Your instructions: Pull out each line of the records holding the string "serait".

Raw data:
___

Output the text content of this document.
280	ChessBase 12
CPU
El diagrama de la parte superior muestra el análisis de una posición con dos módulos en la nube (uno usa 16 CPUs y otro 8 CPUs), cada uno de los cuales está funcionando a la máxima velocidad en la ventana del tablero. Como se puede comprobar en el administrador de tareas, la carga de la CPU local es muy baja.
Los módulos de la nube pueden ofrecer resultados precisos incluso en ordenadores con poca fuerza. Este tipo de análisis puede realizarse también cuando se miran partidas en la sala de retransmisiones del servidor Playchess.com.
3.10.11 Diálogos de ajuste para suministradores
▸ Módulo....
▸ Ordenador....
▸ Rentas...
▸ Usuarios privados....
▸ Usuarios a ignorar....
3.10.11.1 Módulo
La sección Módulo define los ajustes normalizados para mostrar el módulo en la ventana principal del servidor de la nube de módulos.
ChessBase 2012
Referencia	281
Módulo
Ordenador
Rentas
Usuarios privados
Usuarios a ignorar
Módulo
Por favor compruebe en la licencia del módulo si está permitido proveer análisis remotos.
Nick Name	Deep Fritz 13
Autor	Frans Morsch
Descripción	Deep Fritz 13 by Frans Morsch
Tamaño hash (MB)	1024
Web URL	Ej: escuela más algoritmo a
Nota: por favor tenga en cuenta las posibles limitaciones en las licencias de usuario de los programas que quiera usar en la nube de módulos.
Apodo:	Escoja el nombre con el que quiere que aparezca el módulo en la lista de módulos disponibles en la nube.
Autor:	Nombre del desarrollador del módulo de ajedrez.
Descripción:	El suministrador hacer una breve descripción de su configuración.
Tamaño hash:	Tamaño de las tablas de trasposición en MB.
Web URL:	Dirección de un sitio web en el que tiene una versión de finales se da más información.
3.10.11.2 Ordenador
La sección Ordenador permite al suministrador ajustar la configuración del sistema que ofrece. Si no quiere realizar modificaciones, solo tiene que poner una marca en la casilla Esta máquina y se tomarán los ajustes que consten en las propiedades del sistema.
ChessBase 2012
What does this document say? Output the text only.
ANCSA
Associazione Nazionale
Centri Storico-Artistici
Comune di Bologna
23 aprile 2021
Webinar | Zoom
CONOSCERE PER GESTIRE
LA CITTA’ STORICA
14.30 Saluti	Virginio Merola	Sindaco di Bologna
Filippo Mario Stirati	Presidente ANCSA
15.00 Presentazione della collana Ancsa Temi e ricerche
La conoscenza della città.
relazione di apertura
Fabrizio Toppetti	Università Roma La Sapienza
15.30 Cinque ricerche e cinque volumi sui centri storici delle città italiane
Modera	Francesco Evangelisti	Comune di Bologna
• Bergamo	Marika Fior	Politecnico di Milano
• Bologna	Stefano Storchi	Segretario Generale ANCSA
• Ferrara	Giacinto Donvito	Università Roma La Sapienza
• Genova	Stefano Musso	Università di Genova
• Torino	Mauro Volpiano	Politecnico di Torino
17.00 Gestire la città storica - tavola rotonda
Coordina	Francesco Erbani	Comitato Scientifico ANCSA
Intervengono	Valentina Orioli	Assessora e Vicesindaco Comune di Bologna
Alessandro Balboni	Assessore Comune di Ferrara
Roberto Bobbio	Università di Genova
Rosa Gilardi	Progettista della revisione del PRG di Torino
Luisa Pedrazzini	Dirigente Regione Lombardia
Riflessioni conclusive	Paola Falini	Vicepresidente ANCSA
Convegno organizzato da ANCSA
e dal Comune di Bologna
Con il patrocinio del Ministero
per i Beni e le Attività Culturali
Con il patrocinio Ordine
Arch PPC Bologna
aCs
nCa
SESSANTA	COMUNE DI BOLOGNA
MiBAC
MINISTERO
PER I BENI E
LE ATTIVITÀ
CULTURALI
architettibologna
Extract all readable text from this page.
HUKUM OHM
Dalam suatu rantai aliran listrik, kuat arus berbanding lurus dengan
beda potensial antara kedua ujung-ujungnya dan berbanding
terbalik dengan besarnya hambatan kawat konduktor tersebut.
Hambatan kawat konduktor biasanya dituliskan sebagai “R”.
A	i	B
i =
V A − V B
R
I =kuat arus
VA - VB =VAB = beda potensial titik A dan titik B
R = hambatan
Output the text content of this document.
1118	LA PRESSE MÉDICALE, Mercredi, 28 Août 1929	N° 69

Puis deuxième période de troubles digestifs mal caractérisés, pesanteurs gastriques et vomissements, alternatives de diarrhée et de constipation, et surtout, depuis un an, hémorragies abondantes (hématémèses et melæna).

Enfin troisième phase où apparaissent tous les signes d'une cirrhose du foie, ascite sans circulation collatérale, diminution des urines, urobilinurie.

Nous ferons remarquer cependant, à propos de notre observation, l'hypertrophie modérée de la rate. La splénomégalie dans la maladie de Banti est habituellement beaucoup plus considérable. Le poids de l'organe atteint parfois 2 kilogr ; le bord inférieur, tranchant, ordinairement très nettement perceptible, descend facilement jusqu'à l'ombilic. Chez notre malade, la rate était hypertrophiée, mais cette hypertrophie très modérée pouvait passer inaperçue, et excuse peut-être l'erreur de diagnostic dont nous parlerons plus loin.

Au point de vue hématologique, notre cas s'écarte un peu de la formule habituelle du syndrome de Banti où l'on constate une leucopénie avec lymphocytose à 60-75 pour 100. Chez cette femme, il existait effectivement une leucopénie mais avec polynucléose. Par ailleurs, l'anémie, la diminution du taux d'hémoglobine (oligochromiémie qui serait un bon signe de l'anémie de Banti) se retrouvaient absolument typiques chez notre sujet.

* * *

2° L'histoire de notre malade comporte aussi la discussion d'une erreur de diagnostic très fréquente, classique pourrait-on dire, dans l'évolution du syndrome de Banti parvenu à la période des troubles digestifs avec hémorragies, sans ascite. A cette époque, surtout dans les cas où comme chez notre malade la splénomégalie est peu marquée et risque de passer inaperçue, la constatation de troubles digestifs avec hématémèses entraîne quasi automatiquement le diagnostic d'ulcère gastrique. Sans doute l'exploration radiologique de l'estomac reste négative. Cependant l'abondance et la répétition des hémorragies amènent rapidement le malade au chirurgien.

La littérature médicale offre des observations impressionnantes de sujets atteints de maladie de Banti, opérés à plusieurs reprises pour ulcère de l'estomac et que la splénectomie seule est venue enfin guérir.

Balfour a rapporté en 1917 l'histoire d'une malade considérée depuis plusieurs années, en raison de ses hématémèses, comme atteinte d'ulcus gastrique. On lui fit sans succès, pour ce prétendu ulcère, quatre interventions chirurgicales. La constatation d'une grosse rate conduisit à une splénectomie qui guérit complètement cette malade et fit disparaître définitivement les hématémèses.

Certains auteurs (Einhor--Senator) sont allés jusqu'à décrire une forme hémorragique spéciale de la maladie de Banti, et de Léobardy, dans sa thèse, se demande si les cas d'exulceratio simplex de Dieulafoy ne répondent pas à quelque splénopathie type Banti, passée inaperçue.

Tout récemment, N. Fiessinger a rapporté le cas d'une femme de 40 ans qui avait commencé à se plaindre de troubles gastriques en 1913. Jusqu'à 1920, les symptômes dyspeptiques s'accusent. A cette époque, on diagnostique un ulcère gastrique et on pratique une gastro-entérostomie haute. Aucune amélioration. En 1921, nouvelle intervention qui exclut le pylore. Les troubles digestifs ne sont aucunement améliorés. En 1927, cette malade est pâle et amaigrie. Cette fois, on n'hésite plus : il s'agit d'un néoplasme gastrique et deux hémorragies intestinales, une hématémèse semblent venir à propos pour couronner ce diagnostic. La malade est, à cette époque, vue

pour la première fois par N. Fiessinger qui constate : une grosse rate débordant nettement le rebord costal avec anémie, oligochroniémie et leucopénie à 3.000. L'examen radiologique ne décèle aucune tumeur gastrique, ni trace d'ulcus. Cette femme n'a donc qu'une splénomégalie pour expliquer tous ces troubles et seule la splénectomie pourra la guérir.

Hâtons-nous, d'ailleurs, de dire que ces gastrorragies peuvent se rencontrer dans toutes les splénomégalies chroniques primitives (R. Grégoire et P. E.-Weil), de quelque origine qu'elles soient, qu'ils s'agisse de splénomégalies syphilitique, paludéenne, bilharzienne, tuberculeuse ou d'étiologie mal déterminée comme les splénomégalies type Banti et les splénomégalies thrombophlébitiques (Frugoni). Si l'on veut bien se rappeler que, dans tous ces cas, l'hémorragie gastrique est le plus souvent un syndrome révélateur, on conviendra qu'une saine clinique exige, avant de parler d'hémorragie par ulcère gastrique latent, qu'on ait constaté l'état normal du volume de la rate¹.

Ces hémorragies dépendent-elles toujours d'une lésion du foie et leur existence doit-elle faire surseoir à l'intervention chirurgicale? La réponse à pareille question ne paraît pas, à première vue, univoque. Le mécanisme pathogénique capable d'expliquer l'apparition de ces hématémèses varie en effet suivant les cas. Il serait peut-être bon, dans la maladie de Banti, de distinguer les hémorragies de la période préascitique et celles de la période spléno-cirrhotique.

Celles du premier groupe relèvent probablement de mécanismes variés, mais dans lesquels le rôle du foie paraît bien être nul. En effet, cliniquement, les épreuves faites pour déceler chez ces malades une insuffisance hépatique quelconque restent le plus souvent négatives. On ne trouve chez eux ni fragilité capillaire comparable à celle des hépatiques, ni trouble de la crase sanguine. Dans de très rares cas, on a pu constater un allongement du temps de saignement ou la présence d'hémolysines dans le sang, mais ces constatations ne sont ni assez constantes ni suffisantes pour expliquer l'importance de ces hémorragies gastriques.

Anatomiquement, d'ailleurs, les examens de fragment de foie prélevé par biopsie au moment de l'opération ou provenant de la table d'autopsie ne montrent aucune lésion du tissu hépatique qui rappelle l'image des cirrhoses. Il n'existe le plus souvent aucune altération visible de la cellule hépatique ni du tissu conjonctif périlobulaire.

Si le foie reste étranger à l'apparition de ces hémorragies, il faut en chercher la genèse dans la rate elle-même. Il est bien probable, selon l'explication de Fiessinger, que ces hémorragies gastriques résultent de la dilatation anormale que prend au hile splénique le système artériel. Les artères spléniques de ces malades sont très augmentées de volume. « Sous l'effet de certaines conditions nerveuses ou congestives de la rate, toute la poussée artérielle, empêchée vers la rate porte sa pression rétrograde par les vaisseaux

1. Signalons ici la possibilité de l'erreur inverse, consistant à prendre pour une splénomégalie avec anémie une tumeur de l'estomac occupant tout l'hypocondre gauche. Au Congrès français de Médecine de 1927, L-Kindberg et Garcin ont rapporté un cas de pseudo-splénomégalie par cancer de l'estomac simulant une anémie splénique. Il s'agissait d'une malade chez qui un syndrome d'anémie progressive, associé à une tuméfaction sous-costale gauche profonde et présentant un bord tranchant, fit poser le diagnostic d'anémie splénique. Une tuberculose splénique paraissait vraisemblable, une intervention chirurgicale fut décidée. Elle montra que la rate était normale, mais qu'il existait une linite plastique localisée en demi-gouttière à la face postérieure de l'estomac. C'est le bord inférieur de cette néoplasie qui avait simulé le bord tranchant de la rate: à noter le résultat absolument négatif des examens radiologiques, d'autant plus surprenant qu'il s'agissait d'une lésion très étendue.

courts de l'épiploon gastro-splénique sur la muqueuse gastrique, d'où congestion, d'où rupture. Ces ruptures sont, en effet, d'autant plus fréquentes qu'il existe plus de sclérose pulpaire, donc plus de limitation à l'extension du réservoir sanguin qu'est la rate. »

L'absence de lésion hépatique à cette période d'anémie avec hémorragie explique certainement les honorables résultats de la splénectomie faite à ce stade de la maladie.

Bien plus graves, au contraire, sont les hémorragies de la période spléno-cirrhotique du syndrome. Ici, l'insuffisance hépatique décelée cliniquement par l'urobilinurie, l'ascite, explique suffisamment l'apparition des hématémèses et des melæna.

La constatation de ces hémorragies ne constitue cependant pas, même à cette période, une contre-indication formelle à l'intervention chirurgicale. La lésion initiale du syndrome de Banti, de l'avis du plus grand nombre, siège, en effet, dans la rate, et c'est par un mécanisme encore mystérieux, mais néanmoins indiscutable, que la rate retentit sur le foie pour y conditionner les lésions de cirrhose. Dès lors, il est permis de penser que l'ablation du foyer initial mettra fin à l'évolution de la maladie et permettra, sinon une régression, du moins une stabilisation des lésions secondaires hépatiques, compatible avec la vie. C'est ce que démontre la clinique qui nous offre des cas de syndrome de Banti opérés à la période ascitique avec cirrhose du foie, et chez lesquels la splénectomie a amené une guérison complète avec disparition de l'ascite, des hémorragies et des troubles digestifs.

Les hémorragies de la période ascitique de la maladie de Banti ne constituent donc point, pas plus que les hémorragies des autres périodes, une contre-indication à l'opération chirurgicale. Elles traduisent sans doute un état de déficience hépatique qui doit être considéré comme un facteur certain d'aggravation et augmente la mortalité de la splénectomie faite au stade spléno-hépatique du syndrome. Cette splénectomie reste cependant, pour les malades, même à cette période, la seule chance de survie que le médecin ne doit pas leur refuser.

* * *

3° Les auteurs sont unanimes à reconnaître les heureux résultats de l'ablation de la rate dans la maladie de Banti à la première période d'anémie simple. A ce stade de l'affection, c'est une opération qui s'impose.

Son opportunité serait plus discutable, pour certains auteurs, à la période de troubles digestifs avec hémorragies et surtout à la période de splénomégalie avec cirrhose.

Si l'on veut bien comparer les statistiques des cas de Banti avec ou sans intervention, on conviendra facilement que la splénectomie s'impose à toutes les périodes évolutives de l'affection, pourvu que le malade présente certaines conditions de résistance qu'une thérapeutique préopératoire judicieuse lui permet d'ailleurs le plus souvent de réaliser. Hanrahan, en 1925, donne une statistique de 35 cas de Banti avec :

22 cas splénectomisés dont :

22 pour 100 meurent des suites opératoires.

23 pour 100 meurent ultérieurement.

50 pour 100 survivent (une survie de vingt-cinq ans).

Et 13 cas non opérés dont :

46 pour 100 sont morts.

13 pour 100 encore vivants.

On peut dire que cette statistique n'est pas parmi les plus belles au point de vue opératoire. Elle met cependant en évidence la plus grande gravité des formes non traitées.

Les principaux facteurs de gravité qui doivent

___

Finished exercise:
Au point de vue hématologique, notre cas s'écarte un peu de la formule habituelle du syndrome de Banti où l'on constate une leucopénie avec lymphocytose à 60-75 pour 100. Chez cette femme, il existait effectivement une leucopénie mais avec polynucléose. Par ailleurs, l'anémie, la diminution du taux d'hémoglobine (oligochromiémie qui serait un bon signe de l'anémie de Banti) se retrouvaient absolument typiques chez notre sujet.
Ces hémorragies dépendent-elles toujours d'une lésion du foie et leur existence doit-elle faire surseoir à l'intervention chirurgicale? La réponse à pareille question ne paraît pas, à première vue, univoque. Le mécanisme pathogénique capable d'expliquer l'apparition de ces hématémèses varie en effet suivant les cas. Il serait peut-être bon, dans la maladie de Banti, de distinguer les hémorragies de la période préascitique et celles de la période spléno-cirrhotique.
Son opportunité serait plus discutable, pour certains auteurs, à la période de troubles digestifs avec hémorragies et surtout à la période de splénomégalie avec cirrhose.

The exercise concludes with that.